___ Stored data
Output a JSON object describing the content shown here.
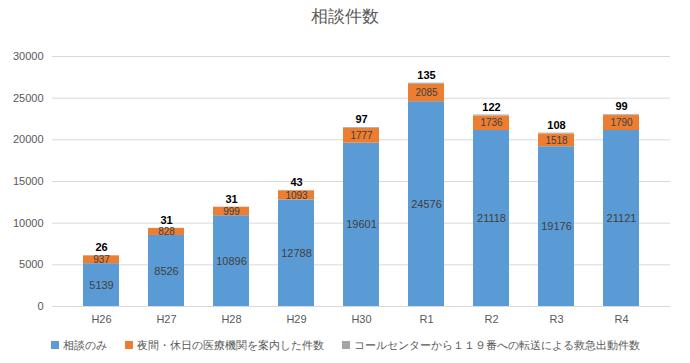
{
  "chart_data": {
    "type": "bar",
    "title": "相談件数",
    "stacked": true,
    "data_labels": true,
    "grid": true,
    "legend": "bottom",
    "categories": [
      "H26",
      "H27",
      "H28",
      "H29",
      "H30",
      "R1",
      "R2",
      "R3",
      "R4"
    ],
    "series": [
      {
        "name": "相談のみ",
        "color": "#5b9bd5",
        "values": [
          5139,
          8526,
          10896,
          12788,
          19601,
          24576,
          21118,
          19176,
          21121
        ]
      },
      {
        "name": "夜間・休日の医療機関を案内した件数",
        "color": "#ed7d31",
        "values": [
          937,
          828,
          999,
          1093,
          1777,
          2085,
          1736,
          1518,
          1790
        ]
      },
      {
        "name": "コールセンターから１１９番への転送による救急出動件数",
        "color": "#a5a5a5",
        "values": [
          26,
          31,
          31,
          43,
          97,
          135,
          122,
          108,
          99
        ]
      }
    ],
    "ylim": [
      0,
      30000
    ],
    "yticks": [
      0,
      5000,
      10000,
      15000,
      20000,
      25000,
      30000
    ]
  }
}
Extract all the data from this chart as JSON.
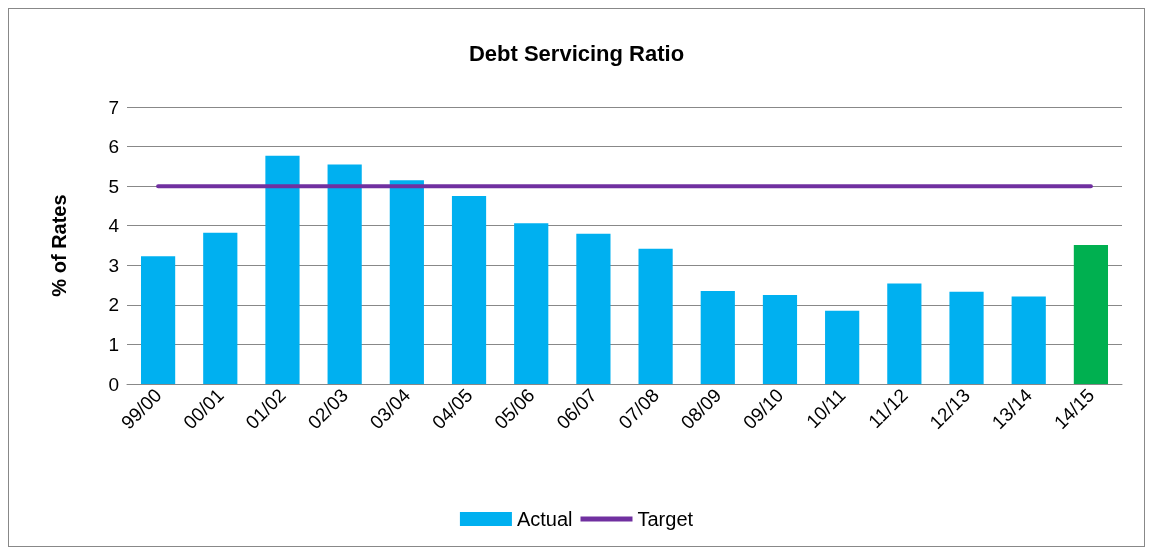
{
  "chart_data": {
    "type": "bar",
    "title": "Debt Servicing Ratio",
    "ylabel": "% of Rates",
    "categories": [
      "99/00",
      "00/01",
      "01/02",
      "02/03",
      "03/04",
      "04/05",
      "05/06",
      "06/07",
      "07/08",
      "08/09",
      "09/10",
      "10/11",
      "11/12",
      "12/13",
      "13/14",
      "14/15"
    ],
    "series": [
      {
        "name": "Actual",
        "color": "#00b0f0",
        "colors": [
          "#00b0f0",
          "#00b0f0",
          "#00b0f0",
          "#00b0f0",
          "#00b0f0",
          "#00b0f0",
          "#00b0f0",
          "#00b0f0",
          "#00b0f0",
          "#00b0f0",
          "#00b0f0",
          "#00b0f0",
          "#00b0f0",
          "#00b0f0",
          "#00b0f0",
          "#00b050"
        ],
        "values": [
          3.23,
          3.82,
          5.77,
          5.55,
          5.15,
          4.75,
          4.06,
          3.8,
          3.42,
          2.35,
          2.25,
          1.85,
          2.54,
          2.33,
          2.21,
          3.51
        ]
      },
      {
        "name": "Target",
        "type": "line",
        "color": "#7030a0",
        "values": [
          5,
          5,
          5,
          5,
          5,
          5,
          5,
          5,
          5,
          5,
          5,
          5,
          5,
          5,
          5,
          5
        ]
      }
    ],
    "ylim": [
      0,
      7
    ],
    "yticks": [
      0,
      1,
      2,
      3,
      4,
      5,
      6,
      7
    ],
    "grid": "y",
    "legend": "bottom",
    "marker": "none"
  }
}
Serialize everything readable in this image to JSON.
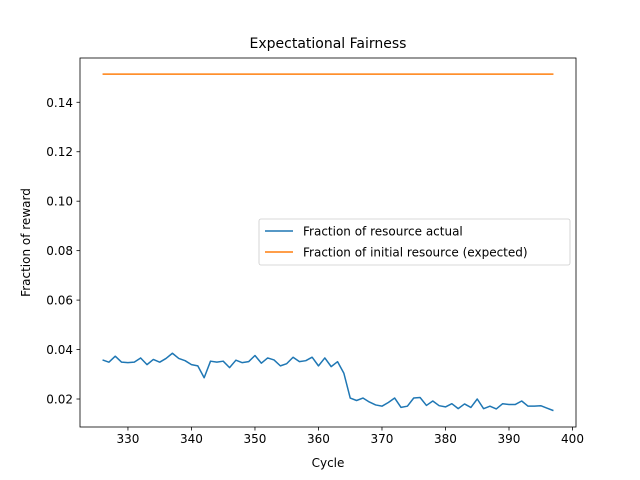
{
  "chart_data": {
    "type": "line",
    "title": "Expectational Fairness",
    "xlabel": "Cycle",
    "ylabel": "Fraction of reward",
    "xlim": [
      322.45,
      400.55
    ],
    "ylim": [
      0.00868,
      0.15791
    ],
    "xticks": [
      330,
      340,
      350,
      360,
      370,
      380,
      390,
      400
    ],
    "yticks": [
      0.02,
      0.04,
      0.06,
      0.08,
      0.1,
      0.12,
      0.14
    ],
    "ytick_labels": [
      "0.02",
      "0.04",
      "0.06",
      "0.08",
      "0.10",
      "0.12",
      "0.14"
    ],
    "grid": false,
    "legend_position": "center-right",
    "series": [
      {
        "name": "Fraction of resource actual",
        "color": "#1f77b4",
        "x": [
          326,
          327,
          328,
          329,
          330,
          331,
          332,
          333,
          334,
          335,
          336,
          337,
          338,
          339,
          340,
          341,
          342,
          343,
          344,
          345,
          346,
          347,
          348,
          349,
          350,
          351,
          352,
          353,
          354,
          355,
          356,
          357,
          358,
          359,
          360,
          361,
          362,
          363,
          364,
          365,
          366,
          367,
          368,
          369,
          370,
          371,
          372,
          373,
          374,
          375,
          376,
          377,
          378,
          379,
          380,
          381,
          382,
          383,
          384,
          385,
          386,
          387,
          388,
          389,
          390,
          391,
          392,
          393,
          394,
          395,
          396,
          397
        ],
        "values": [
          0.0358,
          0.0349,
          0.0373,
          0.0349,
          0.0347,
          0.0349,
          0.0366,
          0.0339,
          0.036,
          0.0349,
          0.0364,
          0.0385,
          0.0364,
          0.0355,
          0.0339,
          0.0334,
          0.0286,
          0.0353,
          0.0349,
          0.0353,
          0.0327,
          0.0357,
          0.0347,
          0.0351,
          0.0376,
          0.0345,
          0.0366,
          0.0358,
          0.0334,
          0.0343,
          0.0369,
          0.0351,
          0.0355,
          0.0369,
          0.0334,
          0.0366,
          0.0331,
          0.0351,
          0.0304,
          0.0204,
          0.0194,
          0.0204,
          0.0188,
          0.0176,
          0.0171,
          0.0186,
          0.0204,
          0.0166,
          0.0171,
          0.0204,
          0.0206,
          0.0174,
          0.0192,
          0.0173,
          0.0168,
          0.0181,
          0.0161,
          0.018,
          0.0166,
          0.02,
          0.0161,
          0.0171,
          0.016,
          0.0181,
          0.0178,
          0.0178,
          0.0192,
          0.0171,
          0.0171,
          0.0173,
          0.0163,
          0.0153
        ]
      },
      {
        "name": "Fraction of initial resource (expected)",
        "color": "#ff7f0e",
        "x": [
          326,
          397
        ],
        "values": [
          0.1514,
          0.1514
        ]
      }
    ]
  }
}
______
___ Stored data
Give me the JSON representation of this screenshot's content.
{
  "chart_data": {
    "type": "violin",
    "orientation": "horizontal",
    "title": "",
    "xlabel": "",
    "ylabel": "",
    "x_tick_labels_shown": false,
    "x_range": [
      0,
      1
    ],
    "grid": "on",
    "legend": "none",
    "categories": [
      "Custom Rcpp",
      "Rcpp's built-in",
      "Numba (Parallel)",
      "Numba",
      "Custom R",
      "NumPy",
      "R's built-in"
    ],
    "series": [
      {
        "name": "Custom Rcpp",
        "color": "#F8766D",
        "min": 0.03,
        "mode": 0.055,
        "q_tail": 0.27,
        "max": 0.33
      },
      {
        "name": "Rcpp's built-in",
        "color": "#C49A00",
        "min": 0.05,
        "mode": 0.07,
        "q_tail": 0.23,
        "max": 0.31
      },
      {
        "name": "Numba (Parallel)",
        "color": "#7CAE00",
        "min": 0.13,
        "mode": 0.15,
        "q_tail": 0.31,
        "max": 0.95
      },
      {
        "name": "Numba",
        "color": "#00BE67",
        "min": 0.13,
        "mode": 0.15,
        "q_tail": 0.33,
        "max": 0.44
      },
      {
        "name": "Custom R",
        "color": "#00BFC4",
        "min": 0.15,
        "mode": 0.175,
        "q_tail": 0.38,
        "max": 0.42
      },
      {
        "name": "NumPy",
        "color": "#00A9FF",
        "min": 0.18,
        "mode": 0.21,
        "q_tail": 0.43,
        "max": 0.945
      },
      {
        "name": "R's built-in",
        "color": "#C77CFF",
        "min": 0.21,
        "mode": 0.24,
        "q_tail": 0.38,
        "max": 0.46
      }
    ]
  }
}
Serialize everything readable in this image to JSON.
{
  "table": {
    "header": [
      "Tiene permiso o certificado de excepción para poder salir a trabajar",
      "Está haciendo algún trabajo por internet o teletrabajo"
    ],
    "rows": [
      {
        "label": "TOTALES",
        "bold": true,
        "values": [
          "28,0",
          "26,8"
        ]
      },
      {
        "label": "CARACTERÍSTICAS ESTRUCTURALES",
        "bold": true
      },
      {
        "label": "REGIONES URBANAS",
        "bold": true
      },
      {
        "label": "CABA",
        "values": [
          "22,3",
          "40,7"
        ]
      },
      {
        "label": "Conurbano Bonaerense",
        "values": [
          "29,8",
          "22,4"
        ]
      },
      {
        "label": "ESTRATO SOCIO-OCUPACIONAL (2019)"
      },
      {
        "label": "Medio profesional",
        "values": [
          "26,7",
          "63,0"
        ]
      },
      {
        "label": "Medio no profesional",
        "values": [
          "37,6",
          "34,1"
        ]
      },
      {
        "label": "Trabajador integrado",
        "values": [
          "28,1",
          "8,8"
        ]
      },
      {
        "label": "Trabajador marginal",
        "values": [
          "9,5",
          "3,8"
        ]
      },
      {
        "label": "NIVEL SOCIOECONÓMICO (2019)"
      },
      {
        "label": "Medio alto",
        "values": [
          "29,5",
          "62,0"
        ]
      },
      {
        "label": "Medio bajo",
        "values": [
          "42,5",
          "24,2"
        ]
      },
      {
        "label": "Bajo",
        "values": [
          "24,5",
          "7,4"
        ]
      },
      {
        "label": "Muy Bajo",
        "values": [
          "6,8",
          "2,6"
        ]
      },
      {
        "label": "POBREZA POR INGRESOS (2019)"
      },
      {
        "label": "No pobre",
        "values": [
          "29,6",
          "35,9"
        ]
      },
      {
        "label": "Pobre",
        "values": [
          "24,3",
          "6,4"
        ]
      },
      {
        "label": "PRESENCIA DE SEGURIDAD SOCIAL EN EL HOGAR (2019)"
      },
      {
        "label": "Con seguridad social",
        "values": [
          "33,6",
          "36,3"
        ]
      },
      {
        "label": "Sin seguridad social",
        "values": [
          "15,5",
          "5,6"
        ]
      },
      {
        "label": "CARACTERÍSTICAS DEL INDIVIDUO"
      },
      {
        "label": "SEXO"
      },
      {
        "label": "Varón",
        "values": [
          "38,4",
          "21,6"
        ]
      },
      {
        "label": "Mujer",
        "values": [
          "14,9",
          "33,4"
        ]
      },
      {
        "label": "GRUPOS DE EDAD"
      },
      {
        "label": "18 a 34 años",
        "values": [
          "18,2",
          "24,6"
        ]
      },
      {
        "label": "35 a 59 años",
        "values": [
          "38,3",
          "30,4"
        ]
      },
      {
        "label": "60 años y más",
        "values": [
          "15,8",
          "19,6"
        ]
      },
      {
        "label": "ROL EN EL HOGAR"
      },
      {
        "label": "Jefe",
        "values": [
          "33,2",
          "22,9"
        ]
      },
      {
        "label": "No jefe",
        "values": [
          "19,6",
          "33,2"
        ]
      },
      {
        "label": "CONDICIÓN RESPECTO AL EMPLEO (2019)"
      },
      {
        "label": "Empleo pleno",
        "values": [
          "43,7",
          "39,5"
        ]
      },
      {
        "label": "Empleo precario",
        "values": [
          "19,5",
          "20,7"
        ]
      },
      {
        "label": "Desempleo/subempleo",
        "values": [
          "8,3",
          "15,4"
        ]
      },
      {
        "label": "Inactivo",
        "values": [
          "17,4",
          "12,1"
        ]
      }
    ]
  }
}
______
___ Stored data
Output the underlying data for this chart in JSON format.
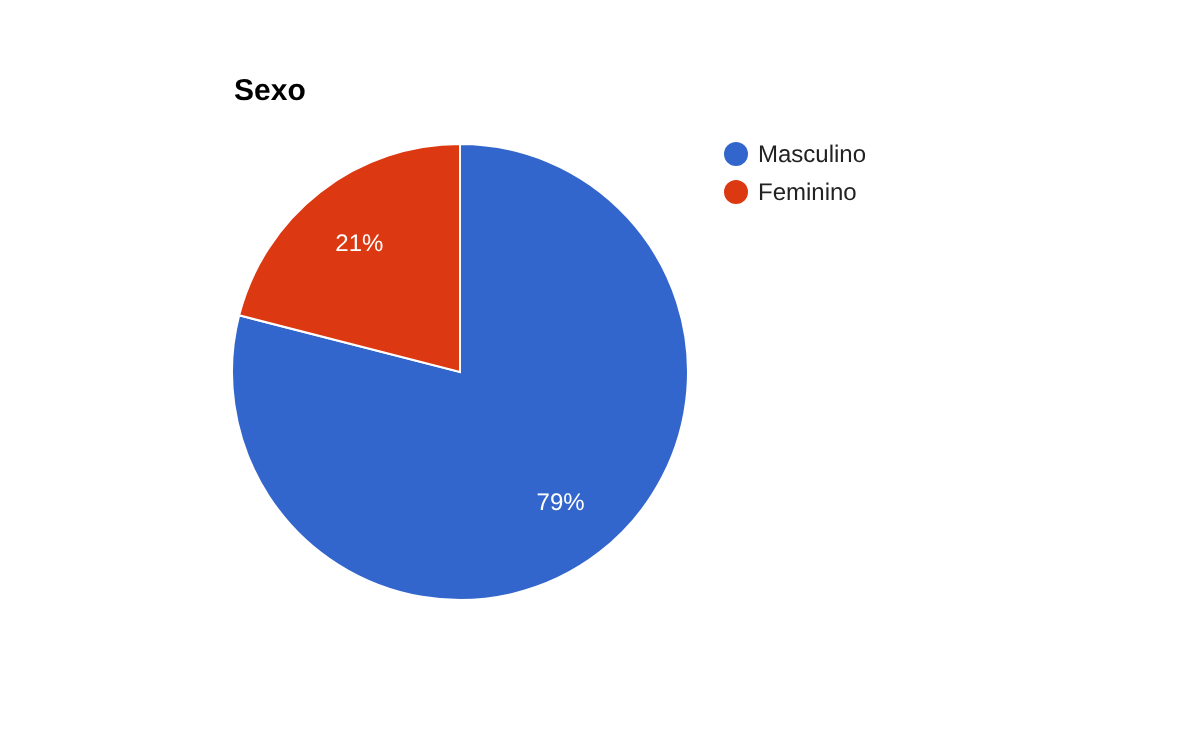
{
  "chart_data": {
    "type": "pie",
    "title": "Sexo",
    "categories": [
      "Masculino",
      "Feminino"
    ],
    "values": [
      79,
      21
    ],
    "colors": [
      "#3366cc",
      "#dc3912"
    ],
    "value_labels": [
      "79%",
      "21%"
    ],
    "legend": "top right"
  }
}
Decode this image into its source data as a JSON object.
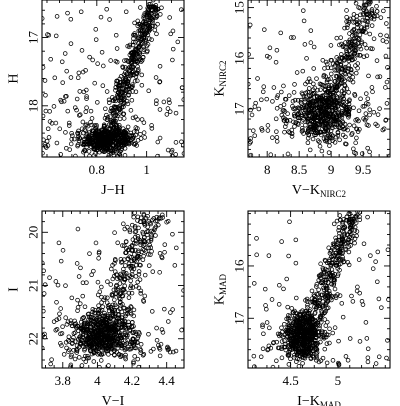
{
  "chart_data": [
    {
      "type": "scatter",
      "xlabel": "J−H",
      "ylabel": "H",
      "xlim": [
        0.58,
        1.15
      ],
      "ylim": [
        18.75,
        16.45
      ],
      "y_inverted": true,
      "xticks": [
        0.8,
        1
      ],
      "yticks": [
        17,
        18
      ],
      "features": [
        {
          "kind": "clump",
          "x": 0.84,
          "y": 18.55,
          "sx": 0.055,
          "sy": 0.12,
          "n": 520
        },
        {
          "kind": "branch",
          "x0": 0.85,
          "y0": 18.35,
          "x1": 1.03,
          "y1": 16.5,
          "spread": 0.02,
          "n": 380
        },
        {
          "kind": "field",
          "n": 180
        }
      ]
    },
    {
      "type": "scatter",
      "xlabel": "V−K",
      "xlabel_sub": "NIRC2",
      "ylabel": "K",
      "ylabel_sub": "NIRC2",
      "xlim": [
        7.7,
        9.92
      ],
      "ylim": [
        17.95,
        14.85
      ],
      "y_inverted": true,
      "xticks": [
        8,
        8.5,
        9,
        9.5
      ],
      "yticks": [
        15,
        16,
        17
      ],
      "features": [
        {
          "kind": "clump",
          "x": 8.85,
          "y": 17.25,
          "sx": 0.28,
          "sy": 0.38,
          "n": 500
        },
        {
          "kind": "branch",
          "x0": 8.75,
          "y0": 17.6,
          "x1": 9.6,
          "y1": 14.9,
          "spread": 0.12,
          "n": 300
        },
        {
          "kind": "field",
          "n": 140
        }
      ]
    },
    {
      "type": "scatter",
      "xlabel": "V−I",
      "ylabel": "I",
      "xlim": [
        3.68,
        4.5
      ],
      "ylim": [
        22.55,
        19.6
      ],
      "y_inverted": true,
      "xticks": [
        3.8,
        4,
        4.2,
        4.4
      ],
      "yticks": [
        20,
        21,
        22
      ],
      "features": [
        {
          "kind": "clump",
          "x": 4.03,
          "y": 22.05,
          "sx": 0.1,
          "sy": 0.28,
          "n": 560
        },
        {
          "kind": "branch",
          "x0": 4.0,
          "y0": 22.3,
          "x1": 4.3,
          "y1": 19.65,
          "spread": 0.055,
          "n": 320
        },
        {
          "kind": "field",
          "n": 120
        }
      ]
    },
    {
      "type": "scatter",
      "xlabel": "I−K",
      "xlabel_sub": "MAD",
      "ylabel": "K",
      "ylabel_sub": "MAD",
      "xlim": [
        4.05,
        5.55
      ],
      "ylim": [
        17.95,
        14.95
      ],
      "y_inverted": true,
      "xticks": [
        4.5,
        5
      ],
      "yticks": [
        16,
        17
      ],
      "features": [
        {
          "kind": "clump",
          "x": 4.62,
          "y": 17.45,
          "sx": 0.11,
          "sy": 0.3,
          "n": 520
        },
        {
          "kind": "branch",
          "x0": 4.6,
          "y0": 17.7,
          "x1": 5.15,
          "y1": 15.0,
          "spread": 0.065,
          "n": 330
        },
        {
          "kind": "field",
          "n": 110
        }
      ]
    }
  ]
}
______
## What is required
Pick out each line containing the string "CARACTERÍSTICAS" and copy it.

## Solution
        "label": "CARACTERÍSTICAS ESTRUCTURALES",
        "label": "CARACTERÍSTICAS DEL INDIVIDUO"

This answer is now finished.